# EXERCISES TO COMPLETE:
**A)** The horse passage names several activities the writer is doing at the last minute. List each of them.
**B)** Set down the horse passage word for word, starting with "It is rapidly" and going on through "panicking, etc etc.".
**C)** Write the next part of the horse passage, picking up after its final sentence.

# TEXT PASSAGE:
The horses have been a joyous challenge to me. Sunshine is teaching me about how to say “I mean it!” and our new addition, Beau, is teaching me about lightness. Sunshine has been so desensitised that you could do just about anything with her and she barely blinks, which is wonderful for keeping people safe, but it also means she needs a louder cue. Beau is so light and responsive to anything and everything that just thinking something seems to be enough for him.

His little quirk is that he has spent so much of his 4 years in the arena, he has no idea how to pick up his feet. So we spent some time teaching him the other night.

After a good ride on Sunshine this evening, I got to sit and watch the sunset, and look at Mount Baker, the moon, and these two figuring things out.It took him a few goes to catch on.

There is something magical about watching this little horse think something through for the first time. He tries so hard. He wants the right answer, and when he understands the question properly, he is ready for anything.

It was a beautiful evening, and it reminded me why I came here. Me, the cowboy, horses and the fresh air. I am so lucky.

Last minute

It is rapidly becoming the last minute. I am down to last minute meetings, last minute socialising, last minute packing, last minute shopping, last minute panicking, etc etc.

[Bounding box prediction data]
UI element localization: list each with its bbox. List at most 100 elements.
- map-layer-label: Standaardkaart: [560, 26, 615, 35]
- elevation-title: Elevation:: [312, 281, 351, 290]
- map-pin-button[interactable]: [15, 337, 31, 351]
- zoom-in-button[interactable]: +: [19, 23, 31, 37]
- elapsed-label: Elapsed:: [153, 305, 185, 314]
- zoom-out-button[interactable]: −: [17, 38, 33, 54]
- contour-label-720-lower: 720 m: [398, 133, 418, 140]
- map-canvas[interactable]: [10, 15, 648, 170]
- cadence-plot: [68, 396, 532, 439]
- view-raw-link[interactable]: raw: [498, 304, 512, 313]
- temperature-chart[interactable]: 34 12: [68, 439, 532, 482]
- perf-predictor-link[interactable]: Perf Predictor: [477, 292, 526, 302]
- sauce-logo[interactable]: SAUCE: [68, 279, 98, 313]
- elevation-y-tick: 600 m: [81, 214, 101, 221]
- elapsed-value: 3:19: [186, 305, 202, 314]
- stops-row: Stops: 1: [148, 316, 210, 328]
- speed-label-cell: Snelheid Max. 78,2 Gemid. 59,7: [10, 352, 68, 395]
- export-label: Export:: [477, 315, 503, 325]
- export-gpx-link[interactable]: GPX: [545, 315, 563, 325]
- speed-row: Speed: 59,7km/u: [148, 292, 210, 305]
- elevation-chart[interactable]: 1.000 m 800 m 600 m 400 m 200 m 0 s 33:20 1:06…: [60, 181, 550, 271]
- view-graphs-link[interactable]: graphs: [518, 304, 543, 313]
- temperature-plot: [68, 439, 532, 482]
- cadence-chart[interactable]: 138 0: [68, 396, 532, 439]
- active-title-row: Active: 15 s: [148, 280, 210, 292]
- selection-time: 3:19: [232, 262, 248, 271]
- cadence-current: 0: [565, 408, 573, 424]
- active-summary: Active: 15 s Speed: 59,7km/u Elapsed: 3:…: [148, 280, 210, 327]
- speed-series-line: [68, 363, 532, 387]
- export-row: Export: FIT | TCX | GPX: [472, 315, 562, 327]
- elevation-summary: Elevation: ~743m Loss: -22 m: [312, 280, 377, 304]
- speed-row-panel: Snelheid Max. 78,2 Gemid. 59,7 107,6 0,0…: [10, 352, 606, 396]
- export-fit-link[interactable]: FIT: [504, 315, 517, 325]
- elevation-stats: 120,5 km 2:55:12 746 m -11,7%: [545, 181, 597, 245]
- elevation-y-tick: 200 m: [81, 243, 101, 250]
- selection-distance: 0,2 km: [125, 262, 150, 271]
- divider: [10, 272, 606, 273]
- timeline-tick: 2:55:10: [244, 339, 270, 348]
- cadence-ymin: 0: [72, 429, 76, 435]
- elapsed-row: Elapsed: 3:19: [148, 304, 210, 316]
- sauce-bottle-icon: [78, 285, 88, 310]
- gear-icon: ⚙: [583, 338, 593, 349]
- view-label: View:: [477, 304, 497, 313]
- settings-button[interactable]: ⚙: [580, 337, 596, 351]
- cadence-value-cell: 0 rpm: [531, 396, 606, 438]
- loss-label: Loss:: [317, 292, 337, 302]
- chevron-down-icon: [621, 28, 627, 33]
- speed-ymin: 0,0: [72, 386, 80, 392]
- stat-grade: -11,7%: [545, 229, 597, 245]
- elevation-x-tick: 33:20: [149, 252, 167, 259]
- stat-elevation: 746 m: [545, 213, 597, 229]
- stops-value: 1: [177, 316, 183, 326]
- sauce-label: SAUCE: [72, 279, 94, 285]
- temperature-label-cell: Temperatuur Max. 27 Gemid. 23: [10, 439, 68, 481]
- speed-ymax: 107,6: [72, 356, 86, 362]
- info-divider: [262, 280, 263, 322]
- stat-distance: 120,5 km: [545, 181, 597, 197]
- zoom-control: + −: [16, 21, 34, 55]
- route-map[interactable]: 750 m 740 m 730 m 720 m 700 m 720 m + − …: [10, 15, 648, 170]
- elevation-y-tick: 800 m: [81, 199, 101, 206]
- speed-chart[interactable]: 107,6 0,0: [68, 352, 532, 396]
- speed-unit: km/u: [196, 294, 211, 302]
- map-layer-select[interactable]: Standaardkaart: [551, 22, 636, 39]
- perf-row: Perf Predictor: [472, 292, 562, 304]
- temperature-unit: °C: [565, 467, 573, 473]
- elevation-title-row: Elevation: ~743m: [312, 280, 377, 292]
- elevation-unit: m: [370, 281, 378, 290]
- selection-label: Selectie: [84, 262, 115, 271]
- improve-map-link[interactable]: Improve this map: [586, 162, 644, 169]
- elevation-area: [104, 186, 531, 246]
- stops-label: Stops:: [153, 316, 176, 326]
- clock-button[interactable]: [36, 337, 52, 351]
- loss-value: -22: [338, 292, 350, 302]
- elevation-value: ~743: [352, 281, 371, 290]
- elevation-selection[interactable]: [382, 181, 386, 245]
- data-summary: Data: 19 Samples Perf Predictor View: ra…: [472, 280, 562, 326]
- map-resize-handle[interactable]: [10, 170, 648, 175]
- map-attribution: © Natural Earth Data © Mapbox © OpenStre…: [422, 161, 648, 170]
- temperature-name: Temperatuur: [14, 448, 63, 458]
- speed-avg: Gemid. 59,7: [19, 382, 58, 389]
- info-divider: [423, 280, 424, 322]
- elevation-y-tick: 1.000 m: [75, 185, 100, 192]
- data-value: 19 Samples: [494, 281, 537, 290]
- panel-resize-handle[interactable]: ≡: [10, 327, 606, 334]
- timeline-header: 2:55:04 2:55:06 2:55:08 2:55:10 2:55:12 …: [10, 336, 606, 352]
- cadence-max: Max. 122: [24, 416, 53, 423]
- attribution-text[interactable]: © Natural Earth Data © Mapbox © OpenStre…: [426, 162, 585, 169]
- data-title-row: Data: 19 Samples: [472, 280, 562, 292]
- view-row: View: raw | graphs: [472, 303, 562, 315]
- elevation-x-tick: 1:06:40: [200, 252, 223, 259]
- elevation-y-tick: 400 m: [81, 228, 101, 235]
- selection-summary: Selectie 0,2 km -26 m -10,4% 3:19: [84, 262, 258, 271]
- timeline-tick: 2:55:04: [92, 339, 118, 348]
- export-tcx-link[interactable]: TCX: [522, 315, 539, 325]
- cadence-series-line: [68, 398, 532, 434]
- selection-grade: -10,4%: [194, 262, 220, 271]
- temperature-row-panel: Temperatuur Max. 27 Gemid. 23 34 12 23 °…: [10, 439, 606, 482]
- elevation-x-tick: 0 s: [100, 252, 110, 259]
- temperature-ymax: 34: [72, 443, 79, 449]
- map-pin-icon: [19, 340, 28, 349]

# ANSWERS PROVIDED:
**A)** meetings, socialising, packing, shopping, panicking

**B)**
It is rapidly becoming the last minute. I am down to last minute meetings, last minute socialising, last minute packing, last minute shopping, last minute panicking, etc etc.

**C)**
Today has mostly been about last minute hair dye, as I realised it must be almost a year since my mother slapped henna (I use Caca Rouge from Lush, and have done so for over ten years) all over my head and I propped myself up for several hours while the mud did its miracle thing on my hair.

With what feels like several tonnes of goop and clingfilm on my head at the moment, my neck is rather sore. That may have something to do with the killer upper body workout that Mark the Magician made me do this morning. His trainers matched the walls of the gym today. I was rather impressed, but I don’t think it was intentional.

“Rather than mess about with more reps,” he said, as I sipped water in a recovery break between push presses, “how about we just build up this weight to about that of a saddle?” This man has paid close attention to my goals, and I love him for it.

If I can now push 60lbs over my head three times, without dying immediately, hopefully I can avoid the shame of flinging Cowboy’s saddle, forcefully and enthusiastically, into the side of my horse instead of over her back.

I’ve also ended up doing some last minute bonding with this little monster, who has spent the last nine months completely ignoring me.

She has finally realised that I will scratch her ears, rub her belly and bump heads with her at her every whim.

I’ll even feed her. I’m that kind of cat person.

Marmite

Marmite

I think she might be a little sad when I leave, if she even notices, of course.

MarmiteI’m not really going to miss her needle sharp claws being dug (with love) into my legs, arms, neck, feet, fingers, etc.

She can be a little over zealous with her affection.

She also likes to dribble on me when she’s really enjoying the bonding session. Then she likes to shake her head and spray the dribble all over me, and whatever it is I’ve been doing whilst petting her. Thanks, Marmite…

You love her or you hate her. Her name really is appropriate.

Packed

Tomorrow, I head off to Terminal 5 at Heathrow for my flight to the US. I have packed my suitcase with determined efficiency, using a new packing technique (new to me, at least), and I have crammed in a huge amount of stuff into one suitcase and one cabin bag.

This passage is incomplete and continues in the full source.